▶ **Text segment**
Segment Open

Subjects must receive appropriate care and treatment for HIV infection, including antiretroviral medications, when clinically indicated (including no ART) and should be under the care of a physician experienced in HIV management. Subjects will be eligible provided there is no intention to initiate therapy or the regimen has been stable for at least 4 weeks with no intention to change the regimen within 8 weeks following study entry.

To enroll in the study, the participants should be on the protocol accepted ART as long as they are receiving XL184 (cabozantinib)

• Subjects who have had cytotoxic chemotherapy (including investigational cytotoxic chemotherapy) or biologic agents (e.g., cytokines or antibodies) within 3 weeks, or nitrosoureas/mitomycin C within 6 weeks before the first dose of study treatment, or those who have not recovered from adverse events (AEs) due to agents administered more than 4 weeks earlier

• The subject has received radiation therapy:

• To the thoracic cavity, abdomen, or pelvis within 4 weeks before the first dose of study treatment, or has ongoing complications, or is without complete recovery and healing from prior radiation therapy

• To bone or brain metastases within 14 days before the first dose of study treatment

• To any other site(s) within 21 days before the first dose of study treatment

• Subjects who are receiving any other investigational agents

• Subjects must be either off corticosteroids, or on a stable or decreasing dose of =< 10 mg daily prednisone (or equivalent) for at least 2 weeks prior to enrollment. Inhaled or topical steroids are permitted in the absence of active autoimmune disease

• History of allergic reactions attributed to compounds of similar chemical or biologic composition to nivolumab or XL184 (cabozantinib)

Segment Closed

▶ **Listed records**
Segment Open

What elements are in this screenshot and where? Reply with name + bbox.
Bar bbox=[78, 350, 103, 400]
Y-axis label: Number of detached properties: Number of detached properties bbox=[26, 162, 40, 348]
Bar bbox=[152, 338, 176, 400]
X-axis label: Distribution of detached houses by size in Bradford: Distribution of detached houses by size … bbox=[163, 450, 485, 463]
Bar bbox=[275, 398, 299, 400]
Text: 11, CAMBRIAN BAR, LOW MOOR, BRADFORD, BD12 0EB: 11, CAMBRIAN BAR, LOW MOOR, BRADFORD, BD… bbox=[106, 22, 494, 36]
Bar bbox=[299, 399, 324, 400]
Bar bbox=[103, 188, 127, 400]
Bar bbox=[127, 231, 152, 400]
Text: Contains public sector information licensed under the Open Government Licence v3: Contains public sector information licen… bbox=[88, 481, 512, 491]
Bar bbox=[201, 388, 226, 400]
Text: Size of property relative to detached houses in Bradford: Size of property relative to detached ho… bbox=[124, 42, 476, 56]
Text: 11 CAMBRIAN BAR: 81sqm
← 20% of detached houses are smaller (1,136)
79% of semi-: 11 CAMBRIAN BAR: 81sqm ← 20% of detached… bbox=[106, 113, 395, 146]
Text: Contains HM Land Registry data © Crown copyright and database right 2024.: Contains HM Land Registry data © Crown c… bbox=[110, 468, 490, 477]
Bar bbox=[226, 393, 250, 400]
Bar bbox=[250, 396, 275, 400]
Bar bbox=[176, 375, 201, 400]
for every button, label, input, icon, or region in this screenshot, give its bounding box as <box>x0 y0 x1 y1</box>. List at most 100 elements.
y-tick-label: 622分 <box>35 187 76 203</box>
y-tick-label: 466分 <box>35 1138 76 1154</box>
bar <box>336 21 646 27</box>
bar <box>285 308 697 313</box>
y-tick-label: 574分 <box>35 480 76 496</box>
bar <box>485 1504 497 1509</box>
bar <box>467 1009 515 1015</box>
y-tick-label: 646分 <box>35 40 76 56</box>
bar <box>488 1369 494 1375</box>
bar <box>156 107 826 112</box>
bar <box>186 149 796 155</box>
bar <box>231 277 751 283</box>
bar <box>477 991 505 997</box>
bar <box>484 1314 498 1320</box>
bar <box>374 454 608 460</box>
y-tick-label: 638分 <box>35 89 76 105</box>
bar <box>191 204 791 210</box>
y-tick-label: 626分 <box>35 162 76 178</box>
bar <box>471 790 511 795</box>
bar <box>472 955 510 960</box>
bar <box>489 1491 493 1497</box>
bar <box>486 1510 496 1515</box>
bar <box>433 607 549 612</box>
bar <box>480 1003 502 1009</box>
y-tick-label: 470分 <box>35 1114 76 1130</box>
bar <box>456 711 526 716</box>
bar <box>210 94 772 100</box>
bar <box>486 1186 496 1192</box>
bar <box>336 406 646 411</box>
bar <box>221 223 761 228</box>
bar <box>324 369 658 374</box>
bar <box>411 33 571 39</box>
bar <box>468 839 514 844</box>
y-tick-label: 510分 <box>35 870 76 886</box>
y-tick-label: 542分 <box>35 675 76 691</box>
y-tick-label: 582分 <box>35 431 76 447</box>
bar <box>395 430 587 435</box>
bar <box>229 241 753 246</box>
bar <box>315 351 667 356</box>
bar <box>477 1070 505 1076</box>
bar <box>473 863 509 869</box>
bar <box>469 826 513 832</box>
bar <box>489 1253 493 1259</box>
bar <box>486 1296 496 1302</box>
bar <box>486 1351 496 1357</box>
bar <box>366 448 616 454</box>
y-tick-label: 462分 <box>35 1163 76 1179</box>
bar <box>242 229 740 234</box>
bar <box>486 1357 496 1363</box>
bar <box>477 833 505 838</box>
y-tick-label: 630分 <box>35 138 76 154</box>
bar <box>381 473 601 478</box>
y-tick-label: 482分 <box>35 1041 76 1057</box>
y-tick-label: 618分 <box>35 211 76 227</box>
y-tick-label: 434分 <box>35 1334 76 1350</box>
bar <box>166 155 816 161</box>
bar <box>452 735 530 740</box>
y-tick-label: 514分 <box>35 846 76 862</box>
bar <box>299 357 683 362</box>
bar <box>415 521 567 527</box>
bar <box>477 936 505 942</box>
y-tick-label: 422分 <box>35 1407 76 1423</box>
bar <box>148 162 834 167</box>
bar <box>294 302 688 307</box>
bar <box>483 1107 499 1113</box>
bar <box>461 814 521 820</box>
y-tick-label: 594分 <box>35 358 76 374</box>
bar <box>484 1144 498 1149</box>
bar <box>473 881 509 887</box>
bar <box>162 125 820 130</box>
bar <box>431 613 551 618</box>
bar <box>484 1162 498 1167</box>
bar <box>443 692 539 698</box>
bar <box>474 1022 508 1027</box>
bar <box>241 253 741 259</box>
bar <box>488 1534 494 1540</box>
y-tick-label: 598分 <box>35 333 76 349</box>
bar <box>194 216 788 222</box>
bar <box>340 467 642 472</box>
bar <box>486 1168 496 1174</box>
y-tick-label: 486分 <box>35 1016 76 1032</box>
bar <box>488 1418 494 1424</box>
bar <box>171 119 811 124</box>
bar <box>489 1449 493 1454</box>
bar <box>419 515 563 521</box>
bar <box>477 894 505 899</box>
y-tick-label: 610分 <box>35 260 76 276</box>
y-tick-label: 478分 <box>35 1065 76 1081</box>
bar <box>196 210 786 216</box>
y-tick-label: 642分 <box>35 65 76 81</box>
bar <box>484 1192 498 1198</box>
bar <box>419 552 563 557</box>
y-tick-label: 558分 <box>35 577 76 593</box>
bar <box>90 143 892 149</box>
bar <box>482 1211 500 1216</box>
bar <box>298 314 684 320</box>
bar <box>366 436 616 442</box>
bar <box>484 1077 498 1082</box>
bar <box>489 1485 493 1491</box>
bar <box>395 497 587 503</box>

Segment Closed

Answer from the trial eligibility text:
1. Within how many days before the first dose of study treatment does radiation to bone or brain metastases exclude a subject?
2. What is the highest daily prednisone dose (or equivalent) allowed?
3. For how long must an HIV regimen have been stable for a subject to be eligible?

▶ **Finished exercise**
1. 14 days.
2. 10 mg daily.
3. At least 4 weeks.